GOAL OF THE EXERCISE:
Only the pictures are to be left out; set down the rest of the records exactly.

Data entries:
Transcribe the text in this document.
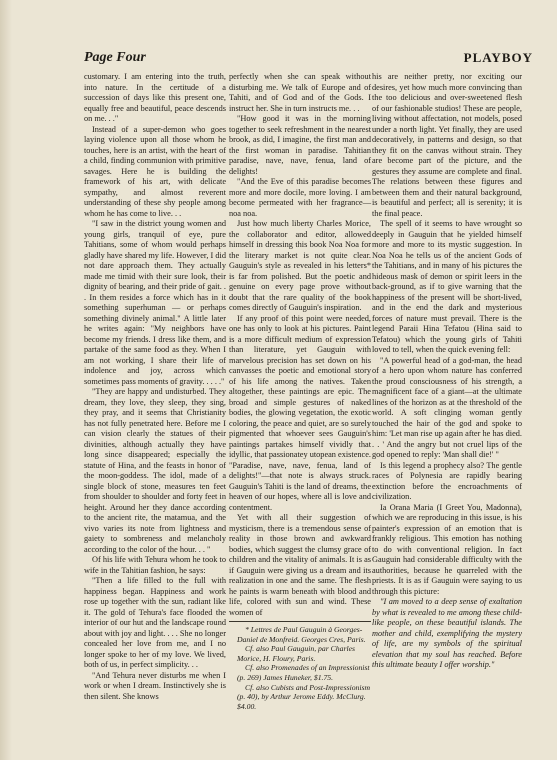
Page Four	PLAYBOY

customary. I am entering into the truth, into nature. In the certitude of a succession of days like this present one, equally free and beautiful, peace descends on me. . ."

Instead of a super-demon who goes laying violence upon all those whom he touches, here is an artist, with the heart of a child, finding communion with primitive savages. Here he is building the framework of his art, with delicate sympathy, and almost reverent understanding of these shy people among whom he has come to live. . .

"I saw in the district young women and young girls, tranquil of eye, pure Tahitians, some of whom would perhaps gladly have shared my life. However, I did not dare approach them. They actually made me timid with their sure look, their dignity of bearing, and their pride of gait. . . In them resides a force which has in it something superhuman — or perhaps something divinely animal." A little later he writes again: "My neighbors have become my friends. I dress like them, and partake of the same food as they. When I am not working, I share their life of indolence and joy, across which sometimes pass moments of gravity. . . . ."

"They are happy and undisturbed. They dream, they love, they sleep, they sing, they pray, and it seems that Christianity has not fully penetrated here. Before me I can vision clearly the statues of their divinities, although actually they have long since disappeared; especially the statute of Hina, and the feasts in honor of the moon-goddess. The idol, made of a single block of stone, measures ten feet from shoulder to shoulder and forty feet in height. Around her they dance according to the ancient rite, the matamua, and the vivo varies its note from lightness and gaiety to sombreness and melancholy according to the color of the hour. . . "

Of his life with Tehura whom he took to wife in the Tahitian fashion, he says:

"Then a life filled to the full with happiness began. Happiness and work rose up together with the sun, radiant like it. The gold of Tehura's face flooded the interior of our hut and the landscape round about with joy and light. . . . She no longer concealed her love from me, and I no longer spoke to her of my love. We lived, both of us, in perfect simplicity. . .

"And Tehura never disturbs me when I work or when I dream. Instinctively she is then silent. She knows

perfectly when she can speak without disturbing me. We talk of Europe and of Tahiti, and of God and of the Gods. I instruct her. She in turn instructs me. . .

"How good it was in the morning together to seek refreshment in the nearest brook, as did, I imagine, the first man and the first woman in paradise. Tahitian paradise, nave, nave, fenua, land of delights!

"And the Eve of this paradise becomes more and more docile, more loving. I am become permeated with her fragrance—noa noa.

Just how much liberty Charles Morice, the collaborator and editor, allowed himself in dressing this book Noa Noa for the literary market is not quite clear. Gauguin's style as revealed in his letters* is far from polished. But the poetic and genuine on every page prove without doubt that the rare quality of the book comes directly of Gauguin's inspiration.

If any proof of this point were needed, one has only to look at his pictures. Paint is a more difficult medium of expression than literature, yet Gauguin with marvelous precision has set down on his canvasses the poetic and emotional story of his life among the natives. Taken altogether, these paintings are epic. The broad and simple gestures of naked bodies, the glowing vegetation, the exotic coloring, the peace and quiet, are so surely pigmented that whoever sees Gauguin's paintings partakes himself vividly that idyllic, that passionatey utopean existence. "Paradise, nave, nave, fenua, land of delights!"—that note is always struck. Gauguin's Tahiti is the land of dreams, the heaven of our hopes, where all is love and contentment.

Yet with all their suggestion of mysticism, there is a tremendous sense of reality in those brown and awkward bodies, which suggest the clumsy grace of children and the vitality of animals. It is as if Gauguin were giving us a dream and its realization in one and the same. The flesh he paints is warm beneath with blood and life, colored with sun and wind. These women of

* Lettres de Paul Gauguin à Georges-Daniel de Monfreid. Georges Cres, Paris.

Cf. also Paul Gauguin, par Charles Morice, H. Floury, Paris.

Cf. also Promenades of an Impressionist (p. 269) James Huneker, $1.75.

Cf. also Cubists and Post-Impressionism (p. 40), by Arthur Jerome Eddy. McClurg. $4.00.

his are neither pretty, nor exciting our desires, yet how much more convincing than the too delicious and over-sweetened flesh of our fashionable studios! These are people, living without affectation, not models, posed under a north light. Yet finally, they are used decoratively, in patterns and design, so that they fit on the canvas without strain. They are become part of the picture, and the gestures they assume are complete and final. The relations between these figures and between them and their natural background, is beautiful and perfect; all is serenity; it is the final peace.

The spell of it seems to have wrought so deeply in Gauguin that he yielded himself more and more to its mystic suggestion. In Noa Noa he tells us of the ancient Gods of the Tahitians, and in many of his pictures the hideous mask of demon or spirit leers in the back-ground, as if to give warning that the happiness of the present will be short-lived, and in the end the dark and mysterious forces of nature must prevail. There is the legend Paraii Hina Tefatou (Hina said to Tefatou) which the young girls of Tahiti loved to tell, when the quick evening fell:

"A powerful head of a god-man, the head of a hero upon whom nature has conferred the proud consciousness of his strength, a magnificent face of a giant—at the ultimate lines of the horizon as at the threshold of the world. A soft clinging woman gently touched the hair of the god and spoke to him: 'Let man rise up again after he has died. . . ' And the angry but not cruel lips of the god opened to reply: 'Man shall die!' "

Is this legend a prophecy also? The gentle races of Polynesia are rapidly bearing extinction before the encroachments of civilization.

Ia Orana Maria (I Greet You, Madonna), which we are reproducing in this issue, is his painter's expression of an emotion that is frankly religious. This emotion has nothing to do with conventional religion. In fact Gauguin had considerable difficulty with the authorities, because he quarreled with the priests. It is as if Gauguin were saying to us through this picture:

"I am moved to a deep sense of exaltation by what is revealed to me among these child-like people, on these beautiful islands. The mother and child, exemplifying the mystery of life, are my symbols of the spiritual elevation that my soul has reached. Before this ultimate beauty I offer worship."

FULL OUTPUT:
Transcribe the text in this document.
Page Four	PLAYBOY

customary. I am entering into the truth, into nature. In the certitude of a succession of days like this present one, equally free and beautiful, peace descends on me. . ."

Instead of a super-demon who goes laying violence upon all those whom he touches, here is an artist, with the heart of a child, finding communion with primitive savages. Here he is building the framework of his art, with delicate sympathy, and almost reverent understanding of these shy people among whom he has come to live. . .

"I saw in the district young women and young girls, tranquil of eye, pure Tahitians, some of whom would perhaps gladly have shared my life. However, I did not dare approach them. They actually made me timid with their sure look, their dignity of bearing, and their pride of gait. . . In them resides a force which has in it something superhuman — or perhaps something divinely animal." A little later he writes again: "My neighbors have become my friends. I dress like them, and partake of the same food as they. When I am not working, I share their life of indolence and joy, across which sometimes pass moments of gravity. . . . ."

"They are happy and undisturbed. They dream, they love, they sleep, they sing, they pray, and it seems that Christianity has not fully penetrated here. Before me I can vision clearly the statues of their divinities, although actually they have long since disappeared; especially the statute of Hina, and the feasts in honor of the moon-goddess. The idol, made of a single block of stone, measures ten feet from shoulder to shoulder and forty feet in height. Around her they dance according to the ancient rite, the matamua, and the vivo varies its note from lightness and gaiety to sombreness and melancholy according to the color of the hour. . . "

Of his life with Tehura whom he took to wife in the Tahitian fashion, he says:

"Then a life filled to the full with happiness began. Happiness and work rose up together with the sun, radiant like it. The gold of Tehura's face flooded the interior of our hut and the landscape round about with joy and light. . . . She no longer concealed her love from me, and I no longer spoke to her of my love. We lived, both of us, in perfect simplicity. . .

"And Tehura never disturbs me when I work or when I dream. Instinctively she is then silent. She knows

perfectly when she can speak without disturbing me. We talk of Europe and of Tahiti, and of God and of the Gods. I instruct her. She in turn instructs me. . .

"How good it was in the morning together to seek refreshment in the nearest brook, as did, I imagine, the first man and the first woman in paradise. Tahitian paradise, nave, nave, fenua, land of delights!

"And the Eve of this paradise becomes more and more docile, more loving. I am become permeated with her fragrance—noa noa.

Just how much liberty Charles Morice, the collaborator and editor, allowed himself in dressing this book Noa Noa for the literary market is not quite clear. Gauguin's style as revealed in his letters* is far from polished. But the poetic and genuine on every page prove without doubt that the rare quality of the book comes directly of Gauguin's inspiration.

If any proof of this point were needed, one has only to look at his pictures. Paint is a more difficult medium of expression than literature, yet Gauguin with marvelous precision has set down on his canvasses the poetic and emotional story of his life among the natives. Taken altogether, these paintings are epic. The broad and simple gestures of naked bodies, the glowing vegetation, the exotic coloring, the peace and quiet, are so surely pigmented that whoever sees Gauguin's paintings partakes himself vividly that idyllic, that passionatey utopean existence. "Paradise, nave, nave, fenua, land of delights!"—that note is always struck. Gauguin's Tahiti is the land of dreams, the heaven of our hopes, where all is love and contentment.

Yet with all their suggestion of mysticism, there is a tremendous sense of reality in those brown and awkward bodies, which suggest the clumsy grace of children and the vitality of animals. It is as if Gauguin were giving us a dream and its realization in one and the same. The flesh he paints is warm beneath with blood and life, colored with sun and wind. These women of

* Lettres de Paul Gauguin à Georges-Daniel de Monfreid. Georges Cres, Paris.

Cf. also Paul Gauguin, par Charles Morice, H. Floury, Paris.

Cf. also Promenades of an Impressionist (p. 269) James Huneker, $1.75.

Cf. also Cubists and Post-Impressionism (p. 40), by Arthur Jerome Eddy. McClurg. $4.00.

his are neither pretty, nor exciting our desires, yet how much more convincing than the too delicious and over-sweetened flesh of our fashionable studios! These are people, living without affectation, not models, posed under a north light. Yet finally, they are used decoratively, in patterns and design, so that they fit on the canvas without strain. They are become part of the picture, and the gestures they assume are complete and final. The relations between these figures and between them and their natural background, is beautiful and perfect; all is serenity; it is the final peace.

The spell of it seems to have wrought so deeply in Gauguin that he yielded himself more and more to its mystic suggestion. In Noa Noa he tells us of the ancient Gods of the Tahitians, and in many of his pictures the hideous mask of demon or spirit leers in the back-ground, as if to give warning that the happiness of the present will be short-lived, and in the end the dark and mysterious forces of nature must prevail. There is the legend Paraii Hina Tefatou (Hina said to Tefatou) which the young girls of Tahiti loved to tell, when the quick evening fell:

"A powerful head of a god-man, the head of a hero upon whom nature has conferred the proud consciousness of his strength, a magnificent face of a giant—at the ultimate lines of the horizon as at the threshold of the world. A soft clinging woman gently touched the hair of the god and spoke to him: 'Let man rise up again after he has died. . . ' And the angry but not cruel lips of the god opened to reply: 'Man shall die!' "

Is this legend a prophecy also? The gentle races of Polynesia are rapidly bearing extinction before the encroachments of civilization.

Ia Orana Maria (I Greet You, Madonna), which we are reproducing in this issue, is his painter's expression of an emotion that is frankly religious. This emotion has nothing to do with conventional religion. In fact Gauguin had considerable difficulty with the authorities, because he quarreled with the priests. It is as if Gauguin were saying to us through this picture:

"I am moved to a deep sense of exaltation by what is revealed to me among these child-like people, on these beautiful islands. The mother and child, exemplifying the mystery of life, are my symbols of the spiritual elevation that my soul has reached. Before this ultimate beauty I offer worship."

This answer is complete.